### Challenge
Can you quote the records below in full, word for word?

### Data shown
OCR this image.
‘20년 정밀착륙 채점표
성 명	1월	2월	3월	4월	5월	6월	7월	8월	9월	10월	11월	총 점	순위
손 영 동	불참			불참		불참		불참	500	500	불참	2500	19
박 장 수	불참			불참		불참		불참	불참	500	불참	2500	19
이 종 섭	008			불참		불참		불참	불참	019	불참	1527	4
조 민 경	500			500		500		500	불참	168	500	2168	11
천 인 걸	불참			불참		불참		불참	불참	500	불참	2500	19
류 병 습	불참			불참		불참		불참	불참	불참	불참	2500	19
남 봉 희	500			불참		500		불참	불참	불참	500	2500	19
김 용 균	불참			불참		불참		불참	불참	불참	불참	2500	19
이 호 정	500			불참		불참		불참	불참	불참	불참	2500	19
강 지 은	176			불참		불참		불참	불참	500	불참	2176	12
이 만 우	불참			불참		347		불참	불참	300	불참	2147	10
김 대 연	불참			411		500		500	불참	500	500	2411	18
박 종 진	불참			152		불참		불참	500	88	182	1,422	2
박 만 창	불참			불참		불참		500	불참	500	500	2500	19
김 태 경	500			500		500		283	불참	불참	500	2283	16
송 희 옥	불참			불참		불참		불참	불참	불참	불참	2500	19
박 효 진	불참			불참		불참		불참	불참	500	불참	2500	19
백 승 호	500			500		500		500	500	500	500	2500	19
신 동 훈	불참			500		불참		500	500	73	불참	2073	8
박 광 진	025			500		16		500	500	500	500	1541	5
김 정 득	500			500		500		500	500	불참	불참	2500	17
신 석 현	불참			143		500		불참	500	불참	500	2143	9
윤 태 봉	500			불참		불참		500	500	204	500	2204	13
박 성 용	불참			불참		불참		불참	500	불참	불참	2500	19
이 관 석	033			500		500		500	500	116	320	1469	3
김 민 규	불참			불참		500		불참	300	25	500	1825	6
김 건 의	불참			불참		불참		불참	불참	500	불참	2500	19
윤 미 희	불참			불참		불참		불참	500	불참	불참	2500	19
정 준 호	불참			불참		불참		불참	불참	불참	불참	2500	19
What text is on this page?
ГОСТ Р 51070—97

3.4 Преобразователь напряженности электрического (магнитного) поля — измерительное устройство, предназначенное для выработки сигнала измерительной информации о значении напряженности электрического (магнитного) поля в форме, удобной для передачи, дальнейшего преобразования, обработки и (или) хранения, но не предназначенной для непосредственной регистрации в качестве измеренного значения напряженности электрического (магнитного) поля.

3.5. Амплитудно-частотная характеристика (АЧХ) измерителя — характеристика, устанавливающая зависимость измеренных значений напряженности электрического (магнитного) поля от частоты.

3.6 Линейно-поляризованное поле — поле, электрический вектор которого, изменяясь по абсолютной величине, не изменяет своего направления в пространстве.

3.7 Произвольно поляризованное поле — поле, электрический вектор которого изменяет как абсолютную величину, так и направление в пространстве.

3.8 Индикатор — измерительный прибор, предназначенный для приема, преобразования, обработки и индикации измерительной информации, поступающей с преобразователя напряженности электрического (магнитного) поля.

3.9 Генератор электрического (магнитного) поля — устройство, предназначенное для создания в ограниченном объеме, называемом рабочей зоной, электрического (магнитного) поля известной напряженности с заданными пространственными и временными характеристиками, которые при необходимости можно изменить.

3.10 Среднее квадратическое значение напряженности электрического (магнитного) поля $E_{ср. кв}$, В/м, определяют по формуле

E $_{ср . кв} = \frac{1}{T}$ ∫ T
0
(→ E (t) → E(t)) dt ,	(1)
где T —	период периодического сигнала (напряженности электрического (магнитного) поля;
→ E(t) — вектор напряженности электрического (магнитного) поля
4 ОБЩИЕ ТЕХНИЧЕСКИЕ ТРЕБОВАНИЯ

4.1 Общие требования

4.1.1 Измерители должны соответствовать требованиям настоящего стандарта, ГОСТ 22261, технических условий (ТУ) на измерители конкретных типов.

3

### Exercise answer
OCR this image.
‘20년 정밀착륙 채점표
성 명	1월	2월	3월	4월	5월	6월	7월	8월	9월	10월	11월	총 점	순위
손 영 동	불참			불참		불참		불참	500	500	불참	2500	19
박 장 수	불참			불참		불참		불참	불참	500	불참	2500	19
이 종 섭	008			불참		불참		불참	불참	019	불참	1527	4
조 민 경	500			500		500		500	불참	168	500	2168	11
천 인 걸	불참			불참		불참		불참	불참	500	불참	2500	19
류 병 습	불참			불참		불참		불참	불참	불참	불참	2500	19
남 봉 희	500			불참		500		불참	불참	불참	500	2500	19
김 용 균	불참			불참		불참		불참	불참	불참	불참	2500	19
이 호 정	500			불참		불참		불참	불참	불참	불참	2500	19
강 지 은	176			불참		불참		불참	불참	500	불참	2176	12
이 만 우	불참			불참		347		불참	불참	300	불참	2147	10
김 대 연	불참			411		500		500	불참	500	500	2411	18
박 종 진	불참			152		불참		불참	500	88	182	1,422	2
박 만 창	불참			불참		불참		500	불참	500	500	2500	19
김 태 경	500			500		500		283	불참	불참	500	2283	16
송 희 옥	불참			불참		불참		불참	불참	불참	불참	2500	19
박 효 진	불참			불참		불참		불참	불참	500	불참	2500	19
백 승 호	500			500		500		500	500	500	500	2500	19
신 동 훈	불참			500		불참		500	500	73	불참	2073	8
박 광 진	025			500		16		500	500	500	500	1541	5
김 정 득	500			500		500		500	500	불참	불참	2500	17
신 석 현	불참			143		500		불참	500	불참	500	2143	9
윤 태 봉	500			불참		불참		500	500	204	500	2204	13
박 성 용	불참			불참		불참		불참	500	불참	불참	2500	19
이 관 석	033			500		500		500	500	116	320	1469	3
김 민 규	불참			불참		500		불참	300	25	500	1825	6
김 건 의	불참			불참		불참		불참	불참	500	불참	2500	19
윤 미 희	불참			불참		불참		불참	500	불참	불참	2500	19
정 준 호	불참			불참		불참		불참	불참	불참	불참	2500	19
What text is on this page?
ГОСТ Р 51070—97

3.4 Преобразователь напряженности электрического (магнитного) поля — измерительное устройство, предназначенное для выработки сигнала измерительной информации о значении напряженности электрического (магнитного) поля в форме, удобной для передачи, дальнейшего преобразования, обработки и (или) хранения, но не предназначенной для непосредственной регистрации в качестве измеренного значения напряженности электрического (магнитного) поля.

3.5. Амплитудно-частотная характеристика (АЧХ) измерителя — характеристика, устанавливающая зависимость измеренных значений напряженности электрического (магнитного) поля от частоты.

3.6 Линейно-поляризованное поле — поле, электрический вектор которого, изменяясь по абсолютной величине, не изменяет своего направления в пространстве.

3.7 Произвольно поляризованное поле — поле, электрический вектор которого изменяет как абсолютную величину, так и направление в пространстве.

3.8 Индикатор — измерительный прибор, предназначенный для приема, преобразования, обработки и индикации измерительной информации, поступающей с преобразователя напряженности электрического (магнитного) поля.

3.9 Генератор электрического (магнитного) поля — устройство, предназначенное для создания в ограниченном объеме, называемом рабочей зоной, электрического (магнитного) поля известной напряженности с заданными пространственными и временными характеристиками, которые при необходимости можно изменить.

3.10 Среднее квадратическое значение напряженности электрического (магнитного) поля $E_{ср. кв}$, В/м, определяют по формуле

E $_{ср . кв} = \frac{1}{T}$ ∫ T
0
(→ E (t) → E(t)) dt ,	(1)
где T —	период периодического сигнала (напряженности электрического (магнитного) поля;
→ E(t) — вектор напряженности электрического (магнитного) поля
4 ОБЩИЕ ТЕХНИЧЕСКИЕ ТРЕБОВАНИЯ

4.1 Общие требования

4.1.1 Измерители должны соответствовать требованиям настоящего стандарта, ГОСТ 22261, технических условий (ТУ) на измерители конкретных типов.

3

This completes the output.